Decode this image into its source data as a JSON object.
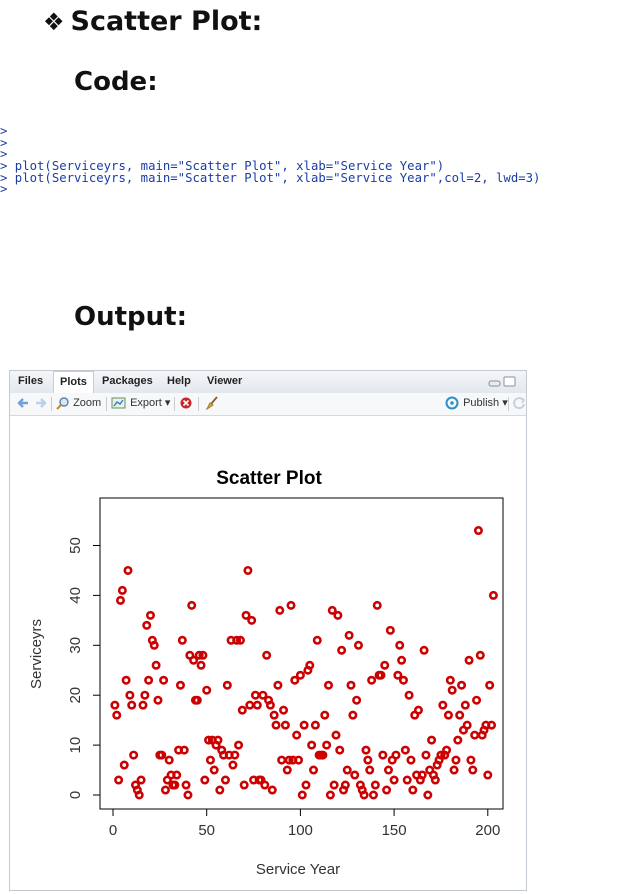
{
  "document": {
    "heading_bullet": "❖",
    "heading": "Scatter Plot:",
    "code_label": "Code:",
    "output_label": "Output:"
  },
  "console": {
    "lines": [
      "> ",
      "> ",
      "> ",
      "> plot(Serviceyrs, main=\"Scatter Plot\", xlab=\"Service Year\")",
      "> plot(Serviceyrs, main=\"Scatter Plot\", xlab=\"Service Year\",col=2, lwd=3)",
      "> "
    ]
  },
  "rstudio": {
    "tabs": [
      "Files",
      "Plots",
      "Packages",
      "Help",
      "Viewer"
    ],
    "active_tab": "Plots",
    "toolbar": {
      "zoom_label": "Zoom",
      "export_label": "Export ▾",
      "publish_label": "Publish ▾"
    },
    "icons": [
      "back-arrow-icon",
      "forward-arrow-icon",
      "zoom-icon",
      "export-icon",
      "clear-plot-icon",
      "broom-icon",
      "publish-icon",
      "refresh-icon"
    ]
  },
  "chart_data": {
    "type": "scatter",
    "title": "Scatter Plot",
    "xlabel": "Service Year",
    "ylabel": "Serviceyrs",
    "xlim": [
      0,
      200
    ],
    "ylim": [
      0,
      57
    ],
    "x_ticks": [
      0,
      50,
      100,
      150,
      200
    ],
    "y_ticks": [
      0,
      10,
      20,
      30,
      40,
      50
    ],
    "point_color": "#cc0000",
    "grid": false,
    "series": [
      {
        "x": [
          1,
          2,
          3,
          4,
          5,
          6,
          7,
          8,
          9,
          10,
          11,
          12,
          13,
          14,
          15,
          16,
          17,
          18,
          19,
          20,
          21,
          22,
          23,
          24,
          25,
          26,
          27,
          28,
          29,
          30,
          31,
          32,
          33,
          34,
          35,
          36,
          37,
          38,
          39,
          40,
          41,
          42,
          43,
          44,
          45,
          46,
          47,
          48,
          49,
          50,
          51,
          52,
          53,
          54,
          55,
          56,
          57,
          58,
          59,
          60,
          61,
          62,
          63,
          64,
          65,
          66,
          67,
          68,
          69,
          70,
          71,
          72,
          73,
          74,
          75,
          76,
          77,
          78,
          79,
          80,
          81,
          82,
          83,
          84,
          85,
          86,
          87,
          88,
          89,
          90,
          91,
          92,
          93,
          94,
          95,
          96,
          97,
          98,
          99,
          100,
          101,
          102,
          103,
          104,
          105,
          106,
          107,
          108,
          109,
          110,
          111,
          112,
          113,
          114,
          115,
          116,
          117,
          118,
          119,
          120,
          121,
          122,
          123,
          124,
          125,
          126,
          127,
          128,
          129,
          130,
          131,
          132,
          133,
          134,
          135,
          136,
          137,
          138,
          139,
          140,
          141,
          142,
          143,
          144,
          145,
          146,
          147,
          148,
          149,
          150,
          151,
          152,
          153,
          154,
          155,
          156,
          157,
          158,
          159,
          160,
          161,
          162,
          163,
          164,
          165,
          166,
          167,
          168,
          169,
          170,
          171,
          172,
          173,
          174,
          175,
          176,
          177,
          178,
          179,
          180,
          181,
          182,
          183,
          184,
          185,
          186,
          187,
          188,
          189,
          190,
          191,
          192,
          193,
          194,
          195,
          196,
          197,
          198,
          199,
          200,
          201,
          202,
          203
        ],
        "y": [
          18,
          16,
          3,
          39,
          41,
          6,
          23,
          45,
          20,
          18,
          8,
          2,
          1,
          0,
          3,
          18,
          20,
          34,
          23,
          36,
          31,
          30,
          26,
          19,
          8,
          8,
          23,
          1,
          3,
          7,
          4,
          2,
          2,
          4,
          9,
          22,
          31,
          9,
          2,
          0,
          28,
          38,
          27,
          19,
          19,
          28,
          26,
          28,
          3,
          21,
          11,
          7,
          11,
          5,
          10,
          11,
          1,
          9,
          8,
          3,
          22,
          8,
          31,
          6,
          8,
          31,
          10,
          31,
          17,
          2,
          36,
          45,
          18,
          35,
          3,
          20,
          18,
          3,
          3,
          20,
          2,
          28,
          19,
          18,
          1,
          16,
          14,
          22,
          37,
          7,
          17,
          14,
          5,
          7,
          38,
          7,
          23,
          12,
          7,
          24,
          0,
          14,
          2,
          25,
          26,
          10,
          5,
          14,
          31,
          8,
          8,
          8,
          16,
          10,
          22,
          0,
          37,
          2,
          12,
          36,
          9,
          29,
          1,
          2,
          5,
          32,
          22,
          16,
          4,
          19,
          30,
          2,
          1,
          0,
          9,
          7,
          5,
          23,
          0,
          2,
          38,
          24,
          24,
          8,
          26,
          1,
          5,
          33,
          7,
          3,
          8,
          24,
          30,
          27,
          23,
          9,
          3,
          20,
          7,
          1,
          16,
          4,
          17,
          3,
          4,
          29,
          8,
          0,
          5,
          11,
          4,
          3,
          6,
          7,
          8,
          18,
          8,
          9,
          16,
          23,
          21,
          5,
          7,
          11,
          16,
          22,
          13,
          18,
          14,
          27,
          7,
          5,
          12,
          19,
          53,
          28,
          12,
          13,
          14,
          4,
          22,
          14,
          40
        ]
      }
    ]
  }
}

● ● ●

## [REQUIRED TASK]
Pick out lines containing the word "Serviceyrs", each one as written.

## [EXERCISE RESPONSE]
      "> plot(Serviceyrs, main=\"Scatter Plot\", xlab=\"Service Year\")",
      "> plot(Serviceyrs, main=\"Scatter Plot\", xlab=\"Service Year\",col=2, lwd=3)",
    "ylabel": "Serviceyrs",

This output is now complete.